## Stored records:
□ □ □

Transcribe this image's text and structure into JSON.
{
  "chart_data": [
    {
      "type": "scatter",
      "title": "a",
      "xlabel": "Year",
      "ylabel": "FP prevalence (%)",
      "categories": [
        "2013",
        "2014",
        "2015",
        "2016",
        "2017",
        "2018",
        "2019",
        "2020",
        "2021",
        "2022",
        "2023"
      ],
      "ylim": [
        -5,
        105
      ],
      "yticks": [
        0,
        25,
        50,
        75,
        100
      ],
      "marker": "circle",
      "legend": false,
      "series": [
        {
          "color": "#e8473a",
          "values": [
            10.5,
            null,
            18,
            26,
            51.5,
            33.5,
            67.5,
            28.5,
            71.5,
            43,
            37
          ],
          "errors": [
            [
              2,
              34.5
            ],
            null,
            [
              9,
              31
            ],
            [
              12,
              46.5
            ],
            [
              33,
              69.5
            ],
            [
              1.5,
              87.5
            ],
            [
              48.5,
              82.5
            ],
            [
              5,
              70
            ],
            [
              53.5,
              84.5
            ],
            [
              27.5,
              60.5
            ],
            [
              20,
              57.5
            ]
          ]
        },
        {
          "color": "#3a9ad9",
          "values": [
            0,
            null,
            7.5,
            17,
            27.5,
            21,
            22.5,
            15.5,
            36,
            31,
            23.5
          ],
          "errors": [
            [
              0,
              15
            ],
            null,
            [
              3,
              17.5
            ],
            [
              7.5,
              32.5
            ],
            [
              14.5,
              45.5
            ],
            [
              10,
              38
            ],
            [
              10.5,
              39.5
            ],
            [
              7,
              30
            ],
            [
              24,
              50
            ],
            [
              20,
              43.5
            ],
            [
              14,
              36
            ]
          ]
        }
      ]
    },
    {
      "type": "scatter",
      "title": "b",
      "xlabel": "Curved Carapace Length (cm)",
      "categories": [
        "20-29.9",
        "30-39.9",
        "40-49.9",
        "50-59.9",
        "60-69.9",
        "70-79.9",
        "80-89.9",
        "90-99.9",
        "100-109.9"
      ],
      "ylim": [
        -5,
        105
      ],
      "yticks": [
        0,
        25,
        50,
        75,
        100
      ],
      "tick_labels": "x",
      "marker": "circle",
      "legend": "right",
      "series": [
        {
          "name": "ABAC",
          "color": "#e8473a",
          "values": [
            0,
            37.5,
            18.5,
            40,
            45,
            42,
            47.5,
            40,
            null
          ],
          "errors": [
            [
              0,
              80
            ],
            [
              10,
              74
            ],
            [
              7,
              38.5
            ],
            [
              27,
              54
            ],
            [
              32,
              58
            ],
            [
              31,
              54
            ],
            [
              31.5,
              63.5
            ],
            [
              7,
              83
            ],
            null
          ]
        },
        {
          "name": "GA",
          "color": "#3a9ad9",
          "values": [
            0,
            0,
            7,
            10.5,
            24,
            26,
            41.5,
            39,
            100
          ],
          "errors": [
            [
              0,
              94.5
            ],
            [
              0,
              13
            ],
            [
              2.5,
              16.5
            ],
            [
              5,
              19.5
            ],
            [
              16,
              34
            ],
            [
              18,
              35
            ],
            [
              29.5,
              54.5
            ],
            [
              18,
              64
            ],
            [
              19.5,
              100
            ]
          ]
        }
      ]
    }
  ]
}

□ □ □

## Work to be completed:
In the entries above, locate every line with the word "xlabel" and copy it.

## Result for this task:
      "xlabel": "Year",
      "xlabel": "Curved Carapace Length (cm)",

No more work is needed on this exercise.